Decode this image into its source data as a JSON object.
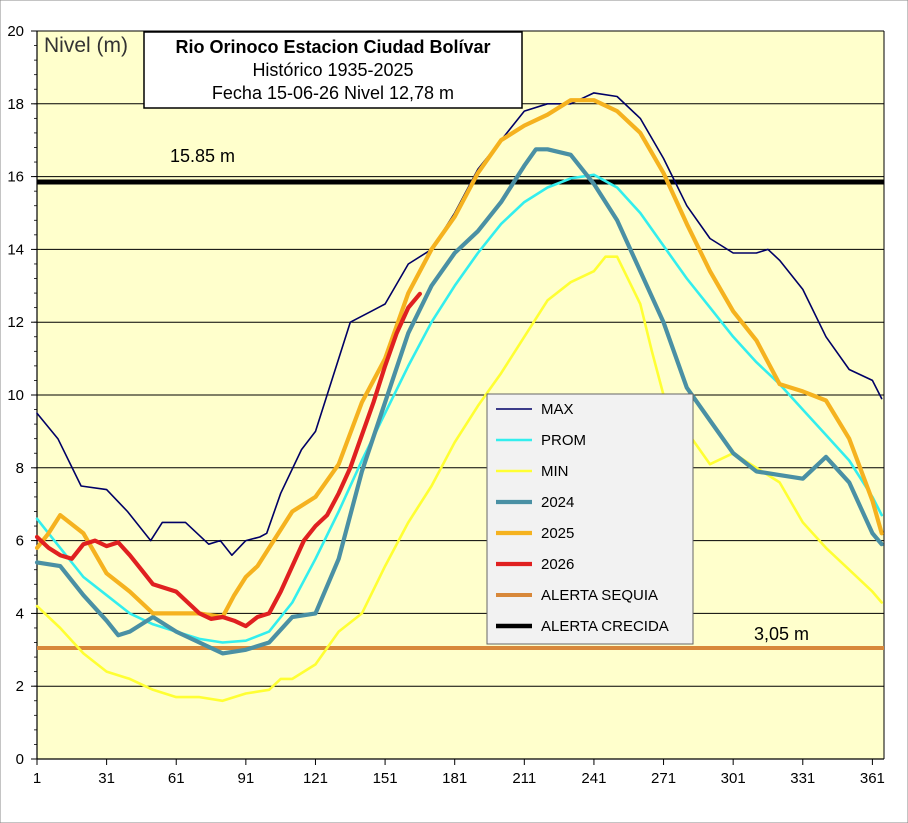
{
  "chart_data": {
    "type": "line",
    "title_lines": [
      "Rio Orinoco Estacion Ciudad Bolívar",
      "Histórico 1935-2025",
      "Fecha 15-06-26 Nivel 12,78 m"
    ],
    "ylabel": "Nivel (m)",
    "xlim": [
      1,
      366
    ],
    "ylim": [
      0,
      20
    ],
    "yticks": [
      0,
      2,
      4,
      6,
      8,
      10,
      12,
      14,
      16,
      18,
      20
    ],
    "xticks": [
      1,
      31,
      61,
      91,
      121,
      151,
      181,
      211,
      241,
      271,
      301,
      331,
      361
    ],
    "grid": "horizontal",
    "legend_position": "center-right",
    "annotations": {
      "crecida_label": "15.85 m",
      "sequia_label": "3,05 m"
    },
    "series": [
      {
        "name": "MAX",
        "color": "#000066",
        "width": 1.6,
        "points": [
          [
            1,
            9.5
          ],
          [
            10,
            8.8
          ],
          [
            20,
            7.5
          ],
          [
            31,
            7.4
          ],
          [
            40,
            6.8
          ],
          [
            50,
            6.0
          ],
          [
            55,
            6.5
          ],
          [
            65,
            6.5
          ],
          [
            75,
            5.9
          ],
          [
            80,
            6.0
          ],
          [
            85,
            5.6
          ],
          [
            91,
            6.0
          ],
          [
            97,
            6.1
          ],
          [
            100,
            6.2
          ],
          [
            106,
            7.3
          ],
          [
            115,
            8.5
          ],
          [
            121,
            9.0
          ],
          [
            131,
            11.0
          ],
          [
            136,
            12.0
          ],
          [
            145,
            12.3
          ],
          [
            151,
            12.5
          ],
          [
            161,
            13.6
          ],
          [
            171,
            14.0
          ],
          [
            181,
            15.0
          ],
          [
            191,
            16.2
          ],
          [
            201,
            17.0
          ],
          [
            211,
            17.8
          ],
          [
            221,
            18.0
          ],
          [
            231,
            18.0
          ],
          [
            241,
            18.3
          ],
          [
            251,
            18.2
          ],
          [
            261,
            17.6
          ],
          [
            271,
            16.5
          ],
          [
            281,
            15.2
          ],
          [
            291,
            14.3
          ],
          [
            301,
            13.9
          ],
          [
            311,
            13.9
          ],
          [
            316,
            14.0
          ],
          [
            321,
            13.7
          ],
          [
            331,
            12.9
          ],
          [
            341,
            11.6
          ],
          [
            351,
            10.7
          ],
          [
            361,
            10.4
          ],
          [
            365,
            9.9
          ]
        ]
      },
      {
        "name": "PROM",
        "color": "#33EEEE",
        "width": 2.6,
        "points": [
          [
            1,
            6.6
          ],
          [
            11,
            5.8
          ],
          [
            21,
            5.0
          ],
          [
            31,
            4.5
          ],
          [
            41,
            4.0
          ],
          [
            51,
            3.7
          ],
          [
            61,
            3.5
          ],
          [
            71,
            3.3
          ],
          [
            81,
            3.2
          ],
          [
            91,
            3.25
          ],
          [
            101,
            3.5
          ],
          [
            111,
            4.3
          ],
          [
            121,
            5.5
          ],
          [
            131,
            6.8
          ],
          [
            141,
            8.2
          ],
          [
            151,
            9.5
          ],
          [
            161,
            10.8
          ],
          [
            171,
            12.0
          ],
          [
            181,
            13.0
          ],
          [
            191,
            13.9
          ],
          [
            201,
            14.7
          ],
          [
            211,
            15.3
          ],
          [
            221,
            15.7
          ],
          [
            231,
            15.95
          ],
          [
            241,
            16.05
          ],
          [
            251,
            15.7
          ],
          [
            261,
            15.0
          ],
          [
            271,
            14.1
          ],
          [
            281,
            13.2
          ],
          [
            291,
            12.4
          ],
          [
            301,
            11.6
          ],
          [
            311,
            10.9
          ],
          [
            321,
            10.3
          ],
          [
            331,
            9.6
          ],
          [
            341,
            8.9
          ],
          [
            351,
            8.2
          ],
          [
            361,
            7.2
          ],
          [
            365,
            6.7
          ]
        ]
      },
      {
        "name": "MIN",
        "color": "#FFFF33",
        "width": 2.6,
        "points": [
          [
            1,
            4.2
          ],
          [
            11,
            3.6
          ],
          [
            21,
            2.9
          ],
          [
            31,
            2.4
          ],
          [
            41,
            2.2
          ],
          [
            51,
            1.9
          ],
          [
            61,
            1.7
          ],
          [
            71,
            1.7
          ],
          [
            81,
            1.6
          ],
          [
            91,
            1.8
          ],
          [
            101,
            1.9
          ],
          [
            106,
            2.2
          ],
          [
            111,
            2.2
          ],
          [
            116,
            2.4
          ],
          [
            121,
            2.6
          ],
          [
            131,
            3.5
          ],
          [
            141,
            4.0
          ],
          [
            151,
            5.3
          ],
          [
            161,
            6.5
          ],
          [
            171,
            7.5
          ],
          [
            181,
            8.7
          ],
          [
            191,
            9.7
          ],
          [
            201,
            10.6
          ],
          [
            211,
            11.6
          ],
          [
            221,
            12.6
          ],
          [
            231,
            13.1
          ],
          [
            241,
            13.4
          ],
          [
            246,
            13.8
          ],
          [
            251,
            13.8
          ],
          [
            261,
            12.5
          ],
          [
            266,
            11.2
          ],
          [
            271,
            10.0
          ],
          [
            281,
            9.0
          ],
          [
            291,
            8.1
          ],
          [
            301,
            8.4
          ],
          [
            311,
            8.0
          ],
          [
            321,
            7.6
          ],
          [
            331,
            6.5
          ],
          [
            341,
            5.8
          ],
          [
            351,
            5.2
          ],
          [
            361,
            4.6
          ],
          [
            365,
            4.3
          ]
        ]
      },
      {
        "name": "2024",
        "color": "#4A90A4",
        "width": 4.2,
        "points": [
          [
            1,
            5.4
          ],
          [
            11,
            5.3
          ],
          [
            21,
            4.5
          ],
          [
            31,
            3.8
          ],
          [
            36,
            3.4
          ],
          [
            41,
            3.5
          ],
          [
            51,
            3.9
          ],
          [
            61,
            3.5
          ],
          [
            71,
            3.2
          ],
          [
            81,
            2.9
          ],
          [
            91,
            3.0
          ],
          [
            101,
            3.2
          ],
          [
            111,
            3.9
          ],
          [
            121,
            4.0
          ],
          [
            131,
            5.5
          ],
          [
            141,
            7.9
          ],
          [
            151,
            9.8
          ],
          [
            161,
            11.7
          ],
          [
            171,
            13.0
          ],
          [
            181,
            13.9
          ],
          [
            191,
            14.5
          ],
          [
            201,
            15.3
          ],
          [
            211,
            16.3
          ],
          [
            216,
            16.75
          ],
          [
            221,
            16.75
          ],
          [
            231,
            16.6
          ],
          [
            241,
            15.8
          ],
          [
            251,
            14.8
          ],
          [
            261,
            13.4
          ],
          [
            271,
            12.0
          ],
          [
            281,
            10.2
          ],
          [
            291,
            9.3
          ],
          [
            301,
            8.4
          ],
          [
            311,
            7.9
          ],
          [
            321,
            7.8
          ],
          [
            331,
            7.7
          ],
          [
            341,
            8.3
          ],
          [
            351,
            7.6
          ],
          [
            361,
            6.2
          ],
          [
            365,
            5.9
          ]
        ]
      },
      {
        "name": "2025",
        "color": "#F5B21F",
        "width": 4.2,
        "points": [
          [
            1,
            5.8
          ],
          [
            6,
            6.2
          ],
          [
            11,
            6.7
          ],
          [
            21,
            6.2
          ],
          [
            31,
            5.1
          ],
          [
            41,
            4.6
          ],
          [
            51,
            4.0
          ],
          [
            61,
            4.0
          ],
          [
            71,
            4.0
          ],
          [
            81,
            3.9
          ],
          [
            86,
            4.5
          ],
          [
            91,
            5.0
          ],
          [
            96,
            5.3
          ],
          [
            101,
            5.8
          ],
          [
            111,
            6.8
          ],
          [
            121,
            7.2
          ],
          [
            131,
            8.1
          ],
          [
            141,
            9.8
          ],
          [
            151,
            11.0
          ],
          [
            161,
            12.8
          ],
          [
            171,
            14.0
          ],
          [
            181,
            14.9
          ],
          [
            191,
            16.1
          ],
          [
            201,
            17.0
          ],
          [
            211,
            17.4
          ],
          [
            221,
            17.7
          ],
          [
            231,
            18.1
          ],
          [
            241,
            18.1
          ],
          [
            251,
            17.8
          ],
          [
            261,
            17.2
          ],
          [
            271,
            16.1
          ],
          [
            281,
            14.7
          ],
          [
            291,
            13.4
          ],
          [
            301,
            12.3
          ],
          [
            311,
            11.5
          ],
          [
            321,
            10.3
          ],
          [
            331,
            10.1
          ],
          [
            341,
            9.85
          ],
          [
            351,
            8.8
          ],
          [
            361,
            7.1
          ],
          [
            365,
            6.2
          ]
        ]
      },
      {
        "name": "2026",
        "color": "#E02020",
        "width": 4.2,
        "points": [
          [
            1,
            6.1
          ],
          [
            6,
            5.8
          ],
          [
            11,
            5.6
          ],
          [
            16,
            5.5
          ],
          [
            21,
            5.9
          ],
          [
            26,
            6.0
          ],
          [
            31,
            5.85
          ],
          [
            36,
            5.95
          ],
          [
            41,
            5.6
          ],
          [
            46,
            5.2
          ],
          [
            51,
            4.8
          ],
          [
            61,
            4.6
          ],
          [
            66,
            4.3
          ],
          [
            71,
            4.0
          ],
          [
            76,
            3.85
          ],
          [
            81,
            3.9
          ],
          [
            86,
            3.8
          ],
          [
            91,
            3.65
          ],
          [
            96,
            3.9
          ],
          [
            101,
            4.0
          ],
          [
            106,
            4.6
          ],
          [
            111,
            5.3
          ],
          [
            116,
            6.0
          ],
          [
            121,
            6.4
          ],
          [
            126,
            6.7
          ],
          [
            131,
            7.3
          ],
          [
            136,
            8.0
          ],
          [
            141,
            8.9
          ],
          [
            146,
            9.8
          ],
          [
            151,
            10.8
          ],
          [
            156,
            11.7
          ],
          [
            161,
            12.4
          ],
          [
            166,
            12.78
          ]
        ]
      }
    ],
    "thresholds": [
      {
        "name": "ALERTA SEQUIA",
        "value": 3.05,
        "color": "#D8883A",
        "width": 4
      },
      {
        "name": "ALERTA CRECIDA",
        "value": 15.85,
        "color": "#000000",
        "width": 5
      }
    ]
  }
}
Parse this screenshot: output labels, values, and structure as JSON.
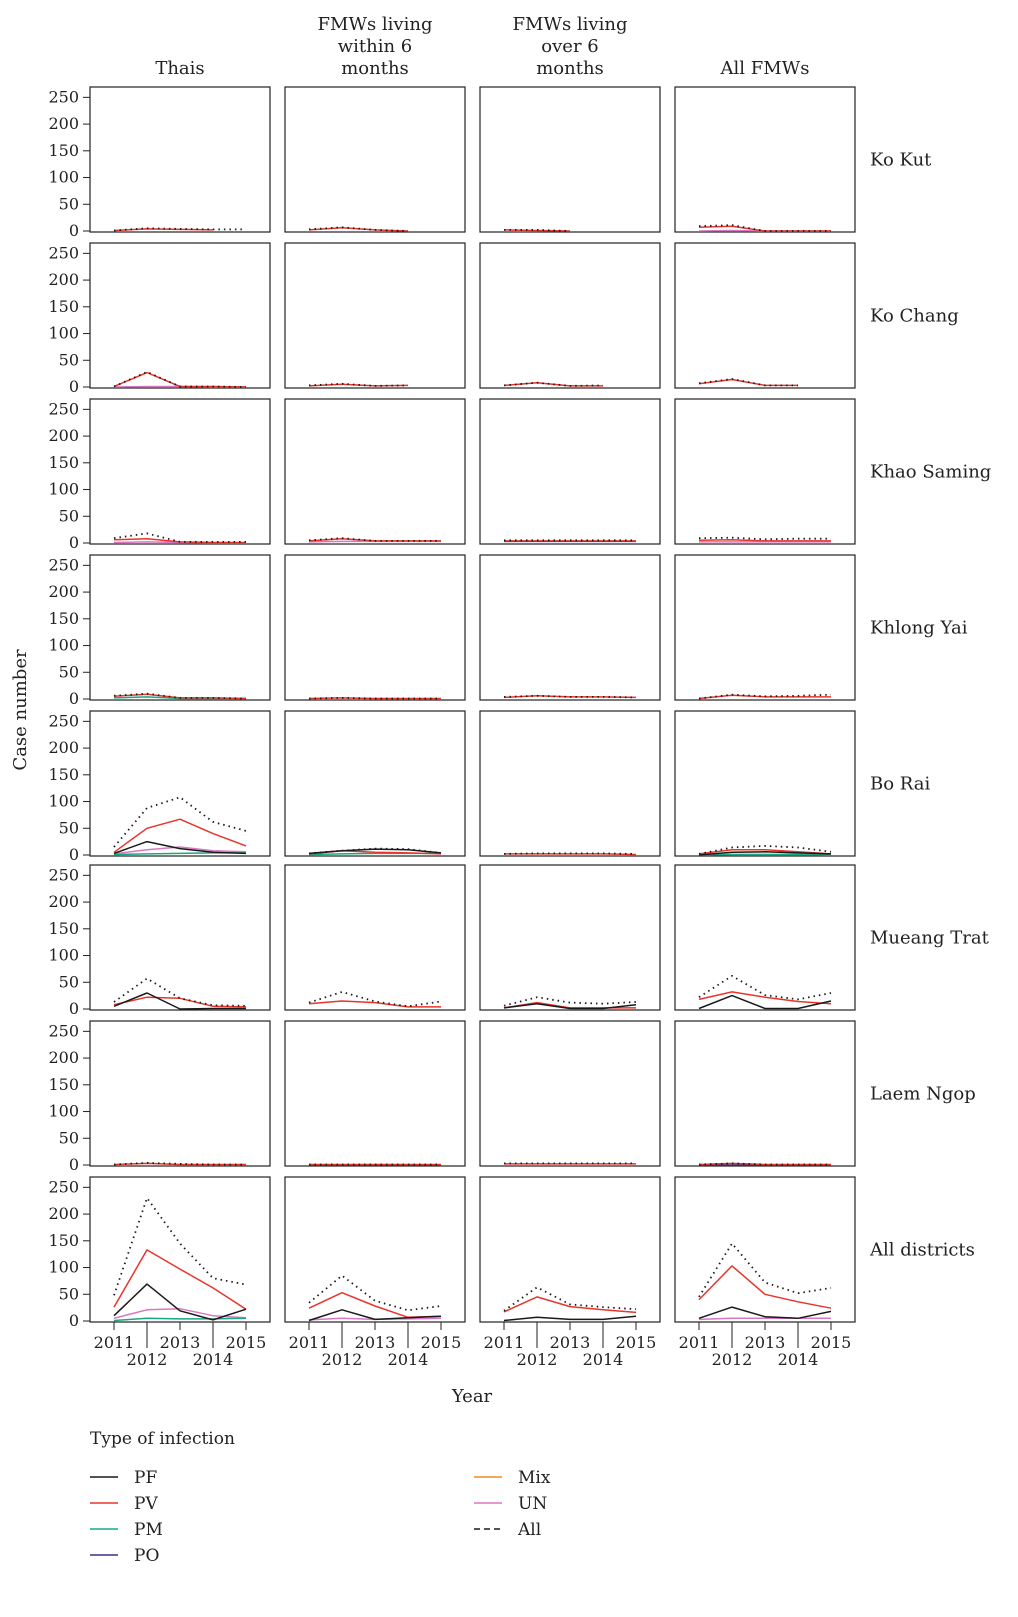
{
  "chart_data": {
    "type": "line",
    "ylabel": "Case number",
    "xlabel": "Year",
    "x": [
      2011,
      2012,
      2013,
      2014,
      2015
    ],
    "xlim": [
      2011,
      2015
    ],
    "ylim": [
      0,
      260
    ],
    "y_ticks": [
      0,
      50,
      100,
      150,
      200,
      250
    ],
    "x_tick_labels": [
      "2011",
      "2012",
      "2013",
      "2014",
      "2015"
    ],
    "columns": [
      "Thais",
      "FMWs living within 6 months",
      "FMWs living over 6 months",
      "All FMWs"
    ],
    "rows": [
      "Ko Kut",
      "Ko Chang",
      "Khao Saming",
      "Khlong Yai",
      "Bo Rai",
      "Mueang Trat",
      "Laem Ngop",
      "All districts"
    ],
    "legend_title": "Type of infection",
    "series_names": [
      "PF",
      "PV",
      "PM",
      "PO",
      "Mix",
      "UN",
      "All"
    ],
    "series_colors": {
      "PF": "#1a1a1a",
      "PV": "#e8352b",
      "PM": "#1aa883",
      "PO": "#3a2e8c",
      "Mix": "#f08a24",
      "UN": "#d877c5",
      "All": "#1a1a1a"
    },
    "panels": [
      [
        {
          "PV": [
            1,
            4,
            3,
            2,
            null
          ],
          "All": [
            1,
            5,
            4,
            3,
            3
          ]
        },
        {
          "PV": [
            2,
            6,
            2,
            0,
            null
          ],
          "All": [
            3,
            7,
            2,
            0,
            null
          ]
        },
        {
          "PV": [
            2,
            1,
            0,
            null,
            null
          ],
          "All": [
            2,
            2,
            0,
            null,
            null
          ]
        },
        {
          "PV": [
            7,
            9,
            0,
            0,
            0
          ],
          "UN": [
            0,
            1,
            0,
            0,
            0
          ],
          "All": [
            9,
            11,
            0,
            0,
            0
          ]
        }
      ],
      [
        {
          "PV": [
            1,
            27,
            1,
            1,
            0
          ],
          "UN": [
            0,
            1,
            1,
            0,
            0
          ],
          "All": [
            1,
            28,
            1,
            1,
            0
          ]
        },
        {
          "PV": [
            2,
            5,
            2,
            3,
            null
          ],
          "All": [
            3,
            6,
            2,
            3,
            null
          ]
        },
        {
          "PV": [
            3,
            8,
            2,
            2,
            null
          ],
          "All": [
            3,
            8,
            2,
            3,
            null
          ]
        },
        {
          "PV": [
            6,
            14,
            3,
            3,
            null
          ],
          "All": [
            7,
            15,
            3,
            3,
            null
          ]
        }
      ],
      [
        {
          "PV": [
            6,
            8,
            2,
            1,
            1
          ],
          "UN": [
            1,
            2,
            1,
            0,
            0
          ],
          "All": [
            9,
            18,
            2,
            2,
            2
          ]
        },
        {
          "PV": [
            4,
            8,
            4,
            4,
            4
          ],
          "UN": [
            2,
            3,
            3,
            3,
            3
          ],
          "All": [
            5,
            9,
            4,
            4,
            4
          ]
        },
        {
          "PV": [
            4,
            4,
            4,
            4,
            4
          ],
          "PO": [
            3,
            3,
            3,
            3,
            3
          ],
          "All": [
            5,
            5,
            5,
            5,
            5
          ]
        },
        {
          "PV": [
            5,
            6,
            4,
            4,
            4
          ],
          "UN": [
            2,
            2,
            2,
            2,
            2
          ],
          "All": [
            9,
            10,
            7,
            8,
            8
          ]
        }
      ],
      [
        {
          "PV": [
            5,
            9,
            2,
            2,
            1
          ],
          "PM": [
            2,
            4,
            1,
            1,
            1
          ],
          "All": [
            6,
            10,
            2,
            2,
            1
          ]
        },
        {
          "PV": [
            1,
            2,
            1,
            1,
            1
          ],
          "All": [
            1,
            2,
            1,
            1,
            1
          ]
        },
        {
          "PV": [
            3,
            6,
            4,
            4,
            3
          ],
          "All": [
            4,
            6,
            4,
            4,
            3
          ]
        },
        {
          "PV": [
            1,
            7,
            4,
            4,
            4
          ],
          "All": [
            1,
            8,
            5,
            6,
            8
          ]
        }
      ],
      [
        {
          "PF": [
            3,
            25,
            12,
            5,
            3
          ],
          "PV": [
            5,
            50,
            67,
            40,
            17
          ],
          "PM": [
            1,
            2,
            3,
            4,
            4
          ],
          "UN": [
            2,
            10,
            15,
            8,
            6
          ],
          "All": [
            15,
            88,
            108,
            62,
            45
          ]
        },
        {
          "PF": [
            3,
            8,
            11,
            10,
            4
          ],
          "PV": [
            2,
            8,
            5,
            4,
            2
          ],
          "PM": [
            1,
            2,
            3,
            3,
            3
          ],
          "All": [
            3,
            8,
            12,
            11,
            4
          ]
        },
        {
          "PV": [
            2,
            2,
            2,
            2,
            1
          ],
          "All": [
            2,
            3,
            3,
            3,
            2
          ]
        },
        {
          "PF": [
            0,
            5,
            6,
            4,
            2
          ],
          "PV": [
            2,
            10,
            10,
            6,
            2
          ],
          "PM": [
            0,
            1,
            1,
            1,
            1
          ],
          "UN": [
            0,
            1,
            1,
            1,
            0
          ],
          "All": [
            2,
            14,
            17,
            14,
            6
          ]
        }
      ],
      [
        {
          "PF": [
            5,
            30,
            0,
            1,
            1
          ],
          "PV": [
            8,
            22,
            20,
            5,
            4
          ],
          "All": [
            13,
            57,
            20,
            7,
            6
          ]
        },
        {
          "PV": [
            10,
            15,
            12,
            4,
            4
          ],
          "All": [
            12,
            32,
            14,
            5,
            14
          ]
        },
        {
          "PF": [
            2,
            10,
            1,
            1,
            8
          ],
          "PV": [
            2,
            12,
            2,
            2,
            2
          ],
          "All": [
            6,
            22,
            12,
            10,
            13
          ]
        },
        {
          "PF": [
            1,
            25,
            1,
            1,
            15
          ],
          "PV": [
            18,
            32,
            22,
            14,
            10
          ],
          "All": [
            22,
            62,
            26,
            18,
            30
          ]
        }
      ],
      [
        {
          "PV": [
            1,
            3,
            1,
            1,
            1
          ],
          "All": [
            1,
            4,
            2,
            1,
            1
          ]
        },
        {
          "PV": [
            1,
            1,
            1,
            1,
            1
          ],
          "PO": [
            0,
            0,
            0,
            0,
            0
          ],
          "All": [
            1,
            1,
            1,
            1,
            1
          ]
        },
        {
          "PV": [
            2,
            2,
            2,
            2,
            2
          ],
          "All": [
            3,
            3,
            3,
            3,
            3
          ]
        },
        {
          "PV": [
            1,
            3,
            1,
            1,
            1
          ],
          "PO": [
            0,
            0,
            0,
            0,
            0
          ],
          "All": [
            1,
            3,
            1,
            1,
            1
          ]
        }
      ],
      [
        {
          "PF": [
            10,
            69,
            19,
            2,
            22
          ],
          "PV": [
            26,
            133,
            97,
            62,
            22
          ],
          "PM": [
            1,
            5,
            4,
            4,
            5
          ],
          "UN": [
            5,
            21,
            23,
            10,
            6
          ],
          "All": [
            48,
            230,
            145,
            80,
            68
          ]
        },
        {
          "PF": [
            1,
            21,
            3,
            6,
            9
          ],
          "PV": [
            24,
            53,
            28,
            7,
            9
          ],
          "UN": [
            2,
            5,
            3,
            4,
            5
          ],
          "All": [
            34,
            85,
            38,
            20,
            28
          ]
        },
        {
          "PF": [
            1,
            7,
            3,
            3,
            9
          ],
          "PV": [
            17,
            45,
            27,
            21,
            16
          ],
          "All": [
            19,
            63,
            31,
            26,
            22
          ]
        },
        {
          "PF": [
            5,
            26,
            8,
            5,
            18
          ],
          "PV": [
            40,
            103,
            50,
            36,
            24
          ],
          "UN": [
            3,
            5,
            5,
            5,
            5
          ],
          "All": [
            45,
            145,
            72,
            52,
            62
          ]
        }
      ]
    ],
    "legend": [
      {
        "name": "PF",
        "style": "solid"
      },
      {
        "name": "PV",
        "style": "solid"
      },
      {
        "name": "PM",
        "style": "solid"
      },
      {
        "name": "PO",
        "style": "solid"
      },
      {
        "name": "Mix",
        "style": "solid"
      },
      {
        "name": "UN",
        "style": "solid"
      },
      {
        "name": "All",
        "style": "dashed"
      }
    ]
  },
  "text": {
    "col_headers": [
      [
        "Thais"
      ],
      [
        "FMWs living",
        "within 6",
        "months"
      ],
      [
        "FMWs living",
        "over 6",
        "months"
      ],
      [
        "All FMWs"
      ]
    ]
  }
}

^^^^^^^^

Which lines include the word "ALERTA"? List them all.

        "name": "ALERTA SEQUIA",
        "name": "ALERTA CRECIDA",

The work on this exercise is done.